What to do -
A – From the behavioral modeling excerpt, give again the stretch from "From the above" through "reference &ck.".
B – Answer these questions about the behavioral modeling excerpt:
(i) Which class must a behavioral model use as its base class?
(ii) According to the excerpt, what does the order of the signals in sigParamString represent?
(iii) How many parameters must be defined for each signal that appears in sigParamString?

===== Source extract =====

A number of methods are available in the signal class to
smooth the modeling code and give it more of a feel of HDL code.
Note that behavioral models must be prototyped as a derived
class using model_base as the base
class thus:
This will usually appear in a corresponding .h header file.
Behavioral Modeling Key Functions
| getpars() |
getpars is a public member of
model_base and hence is available to every behavioral model. It's main function is to hide the complexity of
connecting and typing signals from the model
writer.getpars has the form:
getpars(sigParamString,modelNameString
[,sigRef,sigType,sigDir]);
where:
- sigParamString is
a null terminated string which holds a white
space and/or comma seperated list of ordered
IO signals. Usually this character array is
simply passed down from the constructor of
the model class which is usually on the line
above.
The order of the signals is significant. It
represents the call order that must be used
when instantiating the model in a netlist or
macro.
- modelNameString is a const null terminated character
array which give a text name for this behavioral model.By convention (and to
prevent confusion) this must have the same
name as to model class. (LPF in the example
above).
- [,sigRef, sigType, sigDir].
For each signal which appears in the sigParamString
a set of three parameters must be
defined:
sigRef is a C reference to sig pointer type.
From the above example the sig pointer is
declared with the statement sig *ck; and is connected
to the ordered named signal by means of the
reference &ck.

===== The data =====

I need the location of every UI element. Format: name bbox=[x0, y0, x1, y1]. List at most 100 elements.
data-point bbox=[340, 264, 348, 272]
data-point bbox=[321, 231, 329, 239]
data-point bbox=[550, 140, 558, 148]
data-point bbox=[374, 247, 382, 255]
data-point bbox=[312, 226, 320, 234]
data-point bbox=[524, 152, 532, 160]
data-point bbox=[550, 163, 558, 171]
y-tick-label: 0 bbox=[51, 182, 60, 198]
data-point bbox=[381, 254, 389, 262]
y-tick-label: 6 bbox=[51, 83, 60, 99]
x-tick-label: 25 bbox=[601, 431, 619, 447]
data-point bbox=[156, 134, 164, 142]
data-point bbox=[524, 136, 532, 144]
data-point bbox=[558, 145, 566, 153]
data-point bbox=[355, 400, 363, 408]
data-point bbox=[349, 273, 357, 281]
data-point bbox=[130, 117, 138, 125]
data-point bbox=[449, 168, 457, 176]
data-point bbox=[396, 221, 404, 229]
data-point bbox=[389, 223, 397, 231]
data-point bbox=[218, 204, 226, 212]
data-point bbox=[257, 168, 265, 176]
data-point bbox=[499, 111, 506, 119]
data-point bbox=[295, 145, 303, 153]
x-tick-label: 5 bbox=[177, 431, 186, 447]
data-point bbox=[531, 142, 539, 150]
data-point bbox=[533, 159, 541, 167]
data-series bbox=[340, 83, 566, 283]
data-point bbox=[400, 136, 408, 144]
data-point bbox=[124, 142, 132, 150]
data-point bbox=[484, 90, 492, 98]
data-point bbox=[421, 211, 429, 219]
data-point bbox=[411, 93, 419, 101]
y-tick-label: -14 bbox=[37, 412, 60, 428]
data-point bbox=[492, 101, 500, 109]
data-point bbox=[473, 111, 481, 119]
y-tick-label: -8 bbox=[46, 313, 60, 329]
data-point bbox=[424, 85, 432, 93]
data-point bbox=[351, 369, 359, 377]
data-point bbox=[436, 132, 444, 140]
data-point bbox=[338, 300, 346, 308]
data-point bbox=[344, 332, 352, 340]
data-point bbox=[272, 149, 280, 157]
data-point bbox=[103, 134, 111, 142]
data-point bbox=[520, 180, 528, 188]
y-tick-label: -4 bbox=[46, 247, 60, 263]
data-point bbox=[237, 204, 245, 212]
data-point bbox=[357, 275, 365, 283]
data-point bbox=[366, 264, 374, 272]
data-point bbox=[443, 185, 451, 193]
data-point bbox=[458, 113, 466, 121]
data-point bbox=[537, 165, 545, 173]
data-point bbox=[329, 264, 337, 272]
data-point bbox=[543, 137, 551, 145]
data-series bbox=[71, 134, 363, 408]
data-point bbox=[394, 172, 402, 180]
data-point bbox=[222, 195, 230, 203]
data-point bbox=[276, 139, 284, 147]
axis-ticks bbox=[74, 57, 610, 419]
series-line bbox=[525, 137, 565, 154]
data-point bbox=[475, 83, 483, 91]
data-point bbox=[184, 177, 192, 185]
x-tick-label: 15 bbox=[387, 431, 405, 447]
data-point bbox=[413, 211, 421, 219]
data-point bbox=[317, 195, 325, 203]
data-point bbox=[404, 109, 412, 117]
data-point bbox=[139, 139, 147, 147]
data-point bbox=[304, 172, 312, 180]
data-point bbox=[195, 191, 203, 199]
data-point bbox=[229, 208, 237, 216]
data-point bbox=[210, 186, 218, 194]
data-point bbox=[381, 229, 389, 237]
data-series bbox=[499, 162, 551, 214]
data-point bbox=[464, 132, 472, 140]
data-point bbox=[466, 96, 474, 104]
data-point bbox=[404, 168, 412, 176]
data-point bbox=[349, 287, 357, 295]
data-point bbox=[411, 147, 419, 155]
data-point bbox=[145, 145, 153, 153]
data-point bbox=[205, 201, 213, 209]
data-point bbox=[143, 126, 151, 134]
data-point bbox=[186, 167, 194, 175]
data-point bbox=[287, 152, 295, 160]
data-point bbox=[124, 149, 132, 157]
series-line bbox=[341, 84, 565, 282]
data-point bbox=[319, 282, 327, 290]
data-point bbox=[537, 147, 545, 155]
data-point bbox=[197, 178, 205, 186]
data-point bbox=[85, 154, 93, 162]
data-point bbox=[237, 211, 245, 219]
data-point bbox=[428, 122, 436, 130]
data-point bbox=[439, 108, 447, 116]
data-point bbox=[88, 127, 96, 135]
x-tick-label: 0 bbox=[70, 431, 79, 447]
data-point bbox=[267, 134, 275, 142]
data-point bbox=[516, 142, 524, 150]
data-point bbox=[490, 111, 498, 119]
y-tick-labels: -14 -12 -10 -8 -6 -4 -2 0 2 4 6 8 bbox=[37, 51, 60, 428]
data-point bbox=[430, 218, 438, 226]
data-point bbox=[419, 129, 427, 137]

=====

List of solutions -
A –
From the above example the sig pointer is
declared with the statement sig *ck; and is connected
to the ordered named signal by means of the
reference &ck.

B –
(i) model_base
(ii) The call order that must be used when instantiating the model in a netlist or macro.
(iii) Three: sigRef, sigType and sigDir.